THE REQUEST :: From the entries that follow, gather each line holding the word "kell".

start DATA SHOWN

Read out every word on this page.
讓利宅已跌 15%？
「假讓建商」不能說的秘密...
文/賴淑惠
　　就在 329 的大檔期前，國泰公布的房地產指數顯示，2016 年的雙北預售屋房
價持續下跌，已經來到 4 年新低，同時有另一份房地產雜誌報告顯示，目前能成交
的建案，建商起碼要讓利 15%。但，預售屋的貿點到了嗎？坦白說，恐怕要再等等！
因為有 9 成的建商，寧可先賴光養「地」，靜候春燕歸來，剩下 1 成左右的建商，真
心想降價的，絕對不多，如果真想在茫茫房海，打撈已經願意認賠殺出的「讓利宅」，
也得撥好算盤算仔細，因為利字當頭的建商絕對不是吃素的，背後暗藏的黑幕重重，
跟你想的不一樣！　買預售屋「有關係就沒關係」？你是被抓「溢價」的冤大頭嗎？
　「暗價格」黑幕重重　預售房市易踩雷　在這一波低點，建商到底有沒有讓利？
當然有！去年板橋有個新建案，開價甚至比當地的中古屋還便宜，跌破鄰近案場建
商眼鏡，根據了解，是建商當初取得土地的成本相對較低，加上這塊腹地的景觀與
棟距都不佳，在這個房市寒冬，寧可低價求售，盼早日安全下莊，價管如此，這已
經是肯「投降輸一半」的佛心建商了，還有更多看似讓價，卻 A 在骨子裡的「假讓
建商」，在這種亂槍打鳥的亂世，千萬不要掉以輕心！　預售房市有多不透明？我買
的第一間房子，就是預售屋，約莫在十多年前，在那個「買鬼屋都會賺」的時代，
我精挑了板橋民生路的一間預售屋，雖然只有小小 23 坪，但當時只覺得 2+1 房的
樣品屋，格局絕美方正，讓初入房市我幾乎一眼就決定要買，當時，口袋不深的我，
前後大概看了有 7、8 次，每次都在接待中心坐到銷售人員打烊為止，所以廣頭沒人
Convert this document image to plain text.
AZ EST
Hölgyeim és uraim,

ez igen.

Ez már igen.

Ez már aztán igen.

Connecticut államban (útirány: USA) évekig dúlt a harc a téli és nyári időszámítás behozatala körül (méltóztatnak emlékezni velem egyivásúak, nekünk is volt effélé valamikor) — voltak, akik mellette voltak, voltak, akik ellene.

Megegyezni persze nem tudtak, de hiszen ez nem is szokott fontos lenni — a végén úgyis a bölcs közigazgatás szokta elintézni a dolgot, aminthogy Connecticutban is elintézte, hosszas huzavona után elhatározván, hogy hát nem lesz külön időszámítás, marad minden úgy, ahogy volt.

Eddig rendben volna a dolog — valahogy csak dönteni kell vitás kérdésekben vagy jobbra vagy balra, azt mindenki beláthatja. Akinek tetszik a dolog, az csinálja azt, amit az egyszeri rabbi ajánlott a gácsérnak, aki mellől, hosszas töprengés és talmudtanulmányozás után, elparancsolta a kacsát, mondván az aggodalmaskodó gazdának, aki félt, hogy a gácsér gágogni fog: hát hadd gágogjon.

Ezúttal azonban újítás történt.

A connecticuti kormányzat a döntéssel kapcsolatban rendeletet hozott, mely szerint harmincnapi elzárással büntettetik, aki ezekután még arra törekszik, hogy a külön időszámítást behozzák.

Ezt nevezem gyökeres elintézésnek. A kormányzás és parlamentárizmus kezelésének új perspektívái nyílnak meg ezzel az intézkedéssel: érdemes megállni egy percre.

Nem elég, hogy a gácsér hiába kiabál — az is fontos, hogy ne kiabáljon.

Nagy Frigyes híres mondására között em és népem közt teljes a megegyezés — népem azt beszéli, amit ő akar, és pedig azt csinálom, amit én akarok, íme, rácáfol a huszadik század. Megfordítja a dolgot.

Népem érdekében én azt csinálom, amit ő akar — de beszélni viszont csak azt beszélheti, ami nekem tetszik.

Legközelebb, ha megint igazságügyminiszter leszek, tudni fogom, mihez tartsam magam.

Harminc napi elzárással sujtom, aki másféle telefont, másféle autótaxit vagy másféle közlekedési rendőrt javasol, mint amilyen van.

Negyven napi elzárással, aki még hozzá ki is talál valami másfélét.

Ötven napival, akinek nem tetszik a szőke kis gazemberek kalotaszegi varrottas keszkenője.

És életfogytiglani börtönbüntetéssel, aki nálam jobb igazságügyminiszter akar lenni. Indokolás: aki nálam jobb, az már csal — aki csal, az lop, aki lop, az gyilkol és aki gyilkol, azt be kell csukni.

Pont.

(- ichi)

end DATA SHOWN

RESULT BELOW ::
Eddig rendben volna a dolog — valahogy csak dönteni kell vitás kérdésekben vagy jobbra vagy balra, azt mindenki beláthatja. Akinek tetszik a dolog, az csinálja azt, amit az egyszeri rabbi ajánlott a gácsérnak, aki mellől, hosszas töprengés és talmudtanulmányozás után, elparancsolta a kacsát, mondván az aggodalmaskodó gazdának, aki félt, hogy a gácsér gágogni fog: hát hadd gágogjon.
És életfogytiglani börtönbüntetéssel, aki nálam jobb igazságügyminiszter akar lenni. Indokolás: aki nálam jobb, az már csal — aki csal, az lop, aki lop, az gyilkol és aki gyilkol, azt be kell csukni.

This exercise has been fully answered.